Exercise directions: Repeat each entry word for word. Leave any images out of the copy.

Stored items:
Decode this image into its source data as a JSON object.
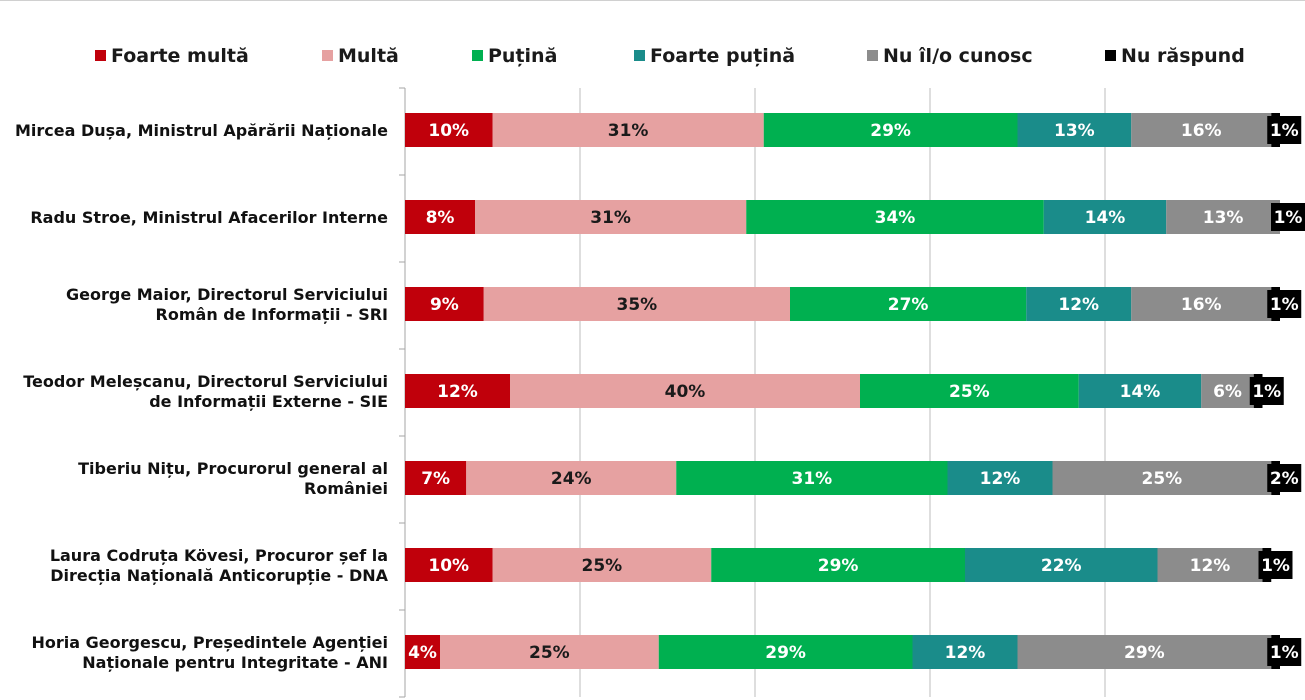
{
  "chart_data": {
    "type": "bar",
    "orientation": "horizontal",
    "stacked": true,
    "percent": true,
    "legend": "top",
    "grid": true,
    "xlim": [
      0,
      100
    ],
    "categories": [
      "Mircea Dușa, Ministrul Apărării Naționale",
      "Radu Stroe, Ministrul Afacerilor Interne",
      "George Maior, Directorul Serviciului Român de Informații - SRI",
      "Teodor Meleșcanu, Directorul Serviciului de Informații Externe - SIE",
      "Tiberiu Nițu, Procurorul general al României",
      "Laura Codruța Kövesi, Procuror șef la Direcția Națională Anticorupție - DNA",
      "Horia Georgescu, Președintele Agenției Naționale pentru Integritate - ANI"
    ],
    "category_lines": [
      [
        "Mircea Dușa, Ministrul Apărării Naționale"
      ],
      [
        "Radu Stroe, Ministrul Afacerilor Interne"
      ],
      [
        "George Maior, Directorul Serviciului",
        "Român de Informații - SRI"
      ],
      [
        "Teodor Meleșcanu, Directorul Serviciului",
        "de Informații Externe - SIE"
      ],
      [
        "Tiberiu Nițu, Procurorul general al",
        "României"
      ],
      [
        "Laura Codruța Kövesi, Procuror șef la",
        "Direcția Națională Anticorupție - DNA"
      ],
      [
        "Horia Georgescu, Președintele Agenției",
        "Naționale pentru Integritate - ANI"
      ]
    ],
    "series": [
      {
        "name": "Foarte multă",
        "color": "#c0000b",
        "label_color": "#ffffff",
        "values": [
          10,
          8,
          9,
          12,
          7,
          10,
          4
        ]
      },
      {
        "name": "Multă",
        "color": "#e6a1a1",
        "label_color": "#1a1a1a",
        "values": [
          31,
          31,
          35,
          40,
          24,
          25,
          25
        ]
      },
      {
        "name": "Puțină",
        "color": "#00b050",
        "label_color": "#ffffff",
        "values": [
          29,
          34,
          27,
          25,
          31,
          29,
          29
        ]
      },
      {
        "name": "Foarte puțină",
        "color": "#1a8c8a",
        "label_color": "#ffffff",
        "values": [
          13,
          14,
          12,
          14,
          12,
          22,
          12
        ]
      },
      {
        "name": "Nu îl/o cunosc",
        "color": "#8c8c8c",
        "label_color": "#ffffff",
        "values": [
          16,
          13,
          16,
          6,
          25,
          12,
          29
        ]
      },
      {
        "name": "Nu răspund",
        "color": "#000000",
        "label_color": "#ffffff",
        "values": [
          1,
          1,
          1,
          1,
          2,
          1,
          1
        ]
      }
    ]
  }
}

Result:
Decode this image into its source data as a JSON object.
{
  "chart_data": {
    "type": "bar",
    "orientation": "horizontal",
    "stacked": true,
    "percent": true,
    "legend": "top",
    "grid": true,
    "xlim": [
      0,
      100
    ],
    "categories": [
      "Mircea Dușa, Ministrul Apărării Naționale",
      "Radu Stroe, Ministrul Afacerilor Interne",
      "George Maior, Directorul Serviciului Român de Informații - SRI",
      "Teodor Meleșcanu, Directorul Serviciului de Informații Externe - SIE",
      "Tiberiu Nițu, Procurorul general al României",
      "Laura Codruța Kövesi, Procuror șef la Direcția Națională Anticorupție - DNA",
      "Horia Georgescu, Președintele Agenției Naționale pentru Integritate - ANI"
    ],
    "category_lines": [
      [
        "Mircea Dușa, Ministrul Apărării Naționale"
      ],
      [
        "Radu Stroe, Ministrul Afacerilor Interne"
      ],
      [
        "George Maior, Directorul Serviciului",
        "Român de Informații - SRI"
      ],
      [
        "Teodor Meleșcanu, Directorul Serviciului",
        "de Informații Externe - SIE"
      ],
      [
        "Tiberiu Nițu, Procurorul general al",
        "României"
      ],
      [
        "Laura Codruța Kövesi, Procuror șef la",
        "Direcția Națională Anticorupție - DNA"
      ],
      [
        "Horia Georgescu, Președintele Agenției",
        "Naționale pentru Integritate - ANI"
      ]
    ],
    "series": [
      {
        "name": "Foarte multă",
        "color": "#c0000b",
        "label_color": "#ffffff",
        "values": [
          10,
          8,
          9,
          12,
          7,
          10,
          4
        ]
      },
      {
        "name": "Multă",
        "color": "#e6a1a1",
        "label_color": "#1a1a1a",
        "values": [
          31,
          31,
          35,
          40,
          24,
          25,
          25
        ]
      },
      {
        "name": "Puțină",
        "color": "#00b050",
        "label_color": "#ffffff",
        "values": [
          29,
          34,
          27,
          25,
          31,
          29,
          29
        ]
      },
      {
        "name": "Foarte puțină",
        "color": "#1a8c8a",
        "label_color": "#ffffff",
        "values": [
          13,
          14,
          12,
          14,
          12,
          22,
          12
        ]
      },
      {
        "name": "Nu îl/o cunosc",
        "color": "#8c8c8c",
        "label_color": "#ffffff",
        "values": [
          16,
          13,
          16,
          6,
          25,
          12,
          29
        ]
      },
      {
        "name": "Nu răspund",
        "color": "#000000",
        "label_color": "#ffffff",
        "values": [
          1,
          1,
          1,
          1,
          2,
          1,
          1
        ]
      }
    ]
  }
}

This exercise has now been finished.